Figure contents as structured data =
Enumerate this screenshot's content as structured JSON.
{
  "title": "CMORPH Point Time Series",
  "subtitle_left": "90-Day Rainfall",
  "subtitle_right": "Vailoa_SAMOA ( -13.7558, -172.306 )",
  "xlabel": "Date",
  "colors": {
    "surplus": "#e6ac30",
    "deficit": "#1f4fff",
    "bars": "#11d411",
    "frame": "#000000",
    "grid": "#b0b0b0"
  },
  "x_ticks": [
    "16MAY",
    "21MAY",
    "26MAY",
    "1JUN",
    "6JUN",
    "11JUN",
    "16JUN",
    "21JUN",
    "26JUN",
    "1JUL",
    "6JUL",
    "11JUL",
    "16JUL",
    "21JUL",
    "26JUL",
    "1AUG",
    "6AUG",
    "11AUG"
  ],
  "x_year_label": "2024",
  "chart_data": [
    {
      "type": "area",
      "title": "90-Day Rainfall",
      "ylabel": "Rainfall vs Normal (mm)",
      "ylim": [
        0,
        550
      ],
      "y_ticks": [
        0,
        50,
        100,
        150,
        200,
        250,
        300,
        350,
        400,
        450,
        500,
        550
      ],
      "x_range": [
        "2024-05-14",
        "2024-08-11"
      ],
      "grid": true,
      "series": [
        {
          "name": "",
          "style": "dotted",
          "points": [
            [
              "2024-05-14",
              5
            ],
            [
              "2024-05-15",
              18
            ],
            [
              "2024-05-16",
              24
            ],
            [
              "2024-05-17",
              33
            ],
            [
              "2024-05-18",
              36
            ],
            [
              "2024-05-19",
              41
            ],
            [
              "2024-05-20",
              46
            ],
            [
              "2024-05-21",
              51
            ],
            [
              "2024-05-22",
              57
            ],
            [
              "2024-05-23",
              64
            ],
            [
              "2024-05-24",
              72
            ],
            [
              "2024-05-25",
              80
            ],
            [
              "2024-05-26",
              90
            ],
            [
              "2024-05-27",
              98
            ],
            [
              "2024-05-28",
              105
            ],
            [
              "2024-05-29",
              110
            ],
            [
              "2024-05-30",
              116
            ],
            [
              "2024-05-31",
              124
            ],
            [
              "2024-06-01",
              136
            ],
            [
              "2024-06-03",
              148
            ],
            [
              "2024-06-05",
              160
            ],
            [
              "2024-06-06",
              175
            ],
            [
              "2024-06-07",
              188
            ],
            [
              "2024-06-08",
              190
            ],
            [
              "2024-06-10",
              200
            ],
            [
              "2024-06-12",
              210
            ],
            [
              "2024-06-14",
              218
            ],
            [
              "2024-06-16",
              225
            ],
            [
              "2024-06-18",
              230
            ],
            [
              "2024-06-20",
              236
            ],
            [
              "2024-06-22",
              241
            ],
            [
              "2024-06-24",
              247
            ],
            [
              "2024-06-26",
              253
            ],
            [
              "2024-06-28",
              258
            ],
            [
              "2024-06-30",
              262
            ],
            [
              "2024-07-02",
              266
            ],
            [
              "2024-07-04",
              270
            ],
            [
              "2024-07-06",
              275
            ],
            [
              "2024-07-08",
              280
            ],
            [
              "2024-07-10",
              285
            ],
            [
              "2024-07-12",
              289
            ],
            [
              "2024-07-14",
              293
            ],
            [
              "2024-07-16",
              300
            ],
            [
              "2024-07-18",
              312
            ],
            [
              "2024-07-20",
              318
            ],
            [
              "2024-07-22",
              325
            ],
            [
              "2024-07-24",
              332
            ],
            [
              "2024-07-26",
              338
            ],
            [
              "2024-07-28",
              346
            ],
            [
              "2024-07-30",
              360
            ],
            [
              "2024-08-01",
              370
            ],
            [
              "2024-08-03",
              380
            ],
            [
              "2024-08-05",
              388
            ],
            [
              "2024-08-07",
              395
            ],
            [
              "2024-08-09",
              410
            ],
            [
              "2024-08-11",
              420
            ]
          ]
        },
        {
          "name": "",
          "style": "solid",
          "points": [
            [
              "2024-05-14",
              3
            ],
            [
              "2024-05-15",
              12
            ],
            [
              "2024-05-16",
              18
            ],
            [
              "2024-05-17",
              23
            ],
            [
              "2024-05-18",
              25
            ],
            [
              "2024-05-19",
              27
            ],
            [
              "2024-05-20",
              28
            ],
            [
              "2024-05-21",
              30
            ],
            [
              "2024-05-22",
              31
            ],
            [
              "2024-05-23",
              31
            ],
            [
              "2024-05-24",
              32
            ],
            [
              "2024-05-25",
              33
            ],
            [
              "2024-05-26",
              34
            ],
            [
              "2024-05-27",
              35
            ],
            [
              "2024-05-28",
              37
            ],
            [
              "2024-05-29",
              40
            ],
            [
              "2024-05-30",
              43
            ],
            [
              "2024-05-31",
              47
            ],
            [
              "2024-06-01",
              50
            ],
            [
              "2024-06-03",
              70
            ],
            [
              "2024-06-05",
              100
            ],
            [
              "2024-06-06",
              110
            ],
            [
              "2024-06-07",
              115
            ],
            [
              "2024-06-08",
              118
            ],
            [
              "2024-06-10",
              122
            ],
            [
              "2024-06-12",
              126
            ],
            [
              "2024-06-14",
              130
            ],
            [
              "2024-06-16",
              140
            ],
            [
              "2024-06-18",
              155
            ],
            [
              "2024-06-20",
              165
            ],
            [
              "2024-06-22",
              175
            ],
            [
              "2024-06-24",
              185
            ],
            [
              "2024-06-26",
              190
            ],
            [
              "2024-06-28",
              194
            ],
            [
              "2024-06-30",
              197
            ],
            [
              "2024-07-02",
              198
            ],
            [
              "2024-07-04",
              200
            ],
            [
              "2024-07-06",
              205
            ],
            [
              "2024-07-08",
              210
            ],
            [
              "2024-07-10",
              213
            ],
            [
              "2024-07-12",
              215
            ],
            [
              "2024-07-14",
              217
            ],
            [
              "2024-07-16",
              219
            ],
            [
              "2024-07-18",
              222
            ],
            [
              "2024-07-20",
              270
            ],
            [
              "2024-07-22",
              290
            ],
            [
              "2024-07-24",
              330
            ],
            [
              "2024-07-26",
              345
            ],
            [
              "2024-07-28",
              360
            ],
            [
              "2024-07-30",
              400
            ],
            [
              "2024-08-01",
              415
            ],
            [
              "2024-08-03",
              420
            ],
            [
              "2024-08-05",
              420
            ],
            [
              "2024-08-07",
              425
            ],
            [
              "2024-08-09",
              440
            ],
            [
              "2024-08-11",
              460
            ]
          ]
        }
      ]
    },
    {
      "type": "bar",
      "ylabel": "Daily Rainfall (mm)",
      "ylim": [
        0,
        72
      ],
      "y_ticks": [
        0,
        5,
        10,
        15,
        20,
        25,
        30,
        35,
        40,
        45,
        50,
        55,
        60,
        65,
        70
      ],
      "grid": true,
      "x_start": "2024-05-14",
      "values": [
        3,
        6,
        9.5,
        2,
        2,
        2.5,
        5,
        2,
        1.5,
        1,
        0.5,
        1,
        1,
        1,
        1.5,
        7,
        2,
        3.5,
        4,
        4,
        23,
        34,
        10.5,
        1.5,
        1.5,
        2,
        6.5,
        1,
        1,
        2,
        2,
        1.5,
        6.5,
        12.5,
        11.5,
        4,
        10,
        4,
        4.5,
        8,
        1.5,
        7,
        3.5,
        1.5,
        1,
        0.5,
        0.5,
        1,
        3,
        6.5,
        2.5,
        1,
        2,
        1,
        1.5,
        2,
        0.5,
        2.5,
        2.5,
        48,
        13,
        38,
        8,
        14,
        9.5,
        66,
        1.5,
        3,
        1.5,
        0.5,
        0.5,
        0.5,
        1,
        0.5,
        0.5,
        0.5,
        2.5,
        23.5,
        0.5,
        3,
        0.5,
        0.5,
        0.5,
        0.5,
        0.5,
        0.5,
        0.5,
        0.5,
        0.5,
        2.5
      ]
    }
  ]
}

WHAT TO DO =
Restate all of the entries above precisely.

WRITTEN ANSWER =
Enumerate this screenshot's content as structured JSON.
{
  "title": "CMORPH Point Time Series",
  "subtitle_left": "90-Day Rainfall",
  "subtitle_right": "Vailoa_SAMOA ( -13.7558, -172.306 )",
  "xlabel": "Date",
  "colors": {
    "surplus": "#e6ac30",
    "deficit": "#1f4fff",
    "bars": "#11d411",
    "frame": "#000000",
    "grid": "#b0b0b0"
  },
  "x_ticks": [
    "16MAY",
    "21MAY",
    "26MAY",
    "1JUN",
    "6JUN",
    "11JUN",
    "16JUN",
    "21JUN",
    "26JUN",
    "1JUL",
    "6JUL",
    "11JUL",
    "16JUL",
    "21JUL",
    "26JUL",
    "1AUG",
    "6AUG",
    "11AUG"
  ],
  "x_year_label": "2024",
  "chart_data": [
    {
      "type": "area",
      "title": "90-Day Rainfall",
      "ylabel": "Rainfall vs Normal (mm)",
      "ylim": [
        0,
        550
      ],
      "y_ticks": [
        0,
        50,
        100,
        150,
        200,
        250,
        300,
        350,
        400,
        450,
        500,
        550
      ],
      "x_range": [
        "2024-05-14",
        "2024-08-11"
      ],
      "grid": true,
      "series": [
        {
          "name": "",
          "style": "dotted",
          "points": [
            [
              "2024-05-14",
              5
            ],
            [
              "2024-05-15",
              18
            ],
            [
              "2024-05-16",
              24
            ],
            [
              "2024-05-17",
              33
            ],
            [
              "2024-05-18",
              36
            ],
            [
              "2024-05-19",
              41
            ],
            [
              "2024-05-20",
              46
            ],
            [
              "2024-05-21",
              51
            ],
            [
              "2024-05-22",
              57
            ],
            [
              "2024-05-23",
              64
            ],
            [
              "2024-05-24",
              72
            ],
            [
              "2024-05-25",
              80
            ],
            [
              "2024-05-26",
              90
            ],
            [
              "2024-05-27",
              98
            ],
            [
              "2024-05-28",
              105
            ],
            [
              "2024-05-29",
              110
            ],
            [
              "2024-05-30",
              116
            ],
            [
              "2024-05-31",
              124
            ],
            [
              "2024-06-01",
              136
            ],
            [
              "2024-06-03",
              148
            ],
            [
              "2024-06-05",
              160
            ],
            [
              "2024-06-06",
              175
            ],
            [
              "2024-06-07",
              188
            ],
            [
              "2024-06-08",
              190
            ],
            [
              "2024-06-10",
              200
            ],
            [
              "2024-06-12",
              210
            ],
            [
              "2024-06-14",
              218
            ],
            [
              "2024-06-16",
              225
            ],
            [
              "2024-06-18",
              230
            ],
            [
              "2024-06-20",
              236
            ],
            [
              "2024-06-22",
              241
            ],
            [
              "2024-06-24",
              247
            ],
            [
              "2024-06-26",
              253
            ],
            [
              "2024-06-28",
              258
            ],
            [
              "2024-06-30",
              262
            ],
            [
              "2024-07-02",
              266
            ],
            [
              "2024-07-04",
              270
            ],
            [
              "2024-07-06",
              275
            ],
            [
              "2024-07-08",
              280
            ],
            [
              "2024-07-10",
              285
            ],
            [
              "2024-07-12",
              289
            ],
            [
              "2024-07-14",
              293
            ],
            [
              "2024-07-16",
              300
            ],
            [
              "2024-07-18",
              312
            ],
            [
              "2024-07-20",
              318
            ],
            [
              "2024-07-22",
              325
            ],
            [
              "2024-07-24",
              332
            ],
            [
              "2024-07-26",
              338
            ],
            [
              "2024-07-28",
              346
            ],
            [
              "2024-07-30",
              360
            ],
            [
              "2024-08-01",
              370
            ],
            [
              "2024-08-03",
              380
            ],
            [
              "2024-08-05",
              388
            ],
            [
              "2024-08-07",
              395
            ],
            [
              "2024-08-09",
              410
            ],
            [
              "2024-08-11",
              420
            ]
          ]
        },
        {
          "name": "",
          "style": "solid",
          "points": [
            [
              "2024-05-14",
              3
            ],
            [
              "2024-05-15",
              12
            ],
            [
              "2024-05-16",
              18
            ],
            [
              "2024-05-17",
              23
            ],
            [
              "2024-05-18",
              25
            ],
            [
              "2024-05-19",
              27
            ],
            [
              "2024-05-20",
              28
            ],
            [
              "2024-05-21",
              30
            ],
            [
              "2024-05-22",
              31
            ],
            [
              "2024-05-23",
              31
            ],
            [
              "2024-05-24",
              32
            ],
            [
              "2024-05-25",
              33
            ],
            [
              "2024-05-26",
              34
            ],
            [
              "2024-05-27",
              35
            ],
            [
              "2024-05-28",
              37
            ],
            [
              "2024-05-29",
              40
            ],
            [
              "2024-05-30",
              43
            ],
            [
              "2024-05-31",
              47
            ],
            [
              "2024-06-01",
              50
            ],
            [
              "2024-06-03",
              70
            ],
            [
              "2024-06-05",
              100
            ],
            [
              "2024-06-06",
              110
            ],
            [
              "2024-06-07",
              115
            ],
            [
              "2024-06-08",
              118
            ],
            [
              "2024-06-10",
              122
            ],
            [
              "2024-06-12",
              126
            ],
            [
              "2024-06-14",
              130
            ],
            [
              "2024-06-16",
              140
            ],
            [
              "2024-06-18",
              155
            ],
            [
              "2024-06-20",
              165
            ],
            [
              "2024-06-22",
              175
            ],
            [
              "2024-06-24",
              185
            ],
            [
              "2024-06-26",
              190
            ],
            [
              "2024-06-28",
              194
            ],
            [
              "2024-06-30",
              197
            ],
            [
              "2024-07-02",
              198
            ],
            [
              "2024-07-04",
              200
            ],
            [
              "2024-07-06",
              205
            ],
            [
              "2024-07-08",
              210
            ],
            [
              "2024-07-10",
              213
            ],
            [
              "2024-07-12",
              215
            ],
            [
              "2024-07-14",
              217
            ],
            [
              "2024-07-16",
              219
            ],
            [
              "2024-07-18",
              222
            ],
            [
              "2024-07-20",
              270
            ],
            [
              "2024-07-22",
              290
            ],
            [
              "2024-07-24",
              330
            ],
            [
              "2024-07-26",
              345
            ],
            [
              "2024-07-28",
              360
            ],
            [
              "2024-07-30",
              400
            ],
            [
              "2024-08-01",
              415
            ],
            [
              "2024-08-03",
              420
            ],
            [
              "2024-08-05",
              420
            ],
            [
              "2024-08-07",
              425
            ],
            [
              "2024-08-09",
              440
            ],
            [
              "2024-08-11",
              460
            ]
          ]
        }
      ]
    },
    {
      "type": "bar",
      "ylabel": "Daily Rainfall (mm)",
      "ylim": [
        0,
        72
      ],
      "y_ticks": [
        0,
        5,
        10,
        15,
        20,
        25,
        30,
        35,
        40,
        45,
        50,
        55,
        60,
        65,
        70
      ],
      "grid": true,
      "x_start": "2024-05-14",
      "values": [
        3,
        6,
        9.5,
        2,
        2,
        2.5,
        5,
        2,
        1.5,
        1,
        0.5,
        1,
        1,
        1,
        1.5,
        7,
        2,
        3.5,
        4,
        4,
        23,
        34,
        10.5,
        1.5,
        1.5,
        2,
        6.5,
        1,
        1,
        2,
        2,
        1.5,
        6.5,
        12.5,
        11.5,
        4,
        10,
        4,
        4.5,
        8,
        1.5,
        7,
        3.5,
        1.5,
        1,
        0.5,
        0.5,
        1,
        3,
        6.5,
        2.5,
        1,
        2,
        1,
        1.5,
        2,
        0.5,
        2.5,
        2.5,
        48,
        13,
        38,
        8,
        14,
        9.5,
        66,
        1.5,
        3,
        1.5,
        0.5,
        0.5,
        0.5,
        1,
        0.5,
        0.5,
        0.5,
        2.5,
        23.5,
        0.5,
        3,
        0.5,
        0.5,
        0.5,
        0.5,
        0.5,
        0.5,
        0.5,
        0.5,
        0.5,
        2.5
      ]
    }
  ]
}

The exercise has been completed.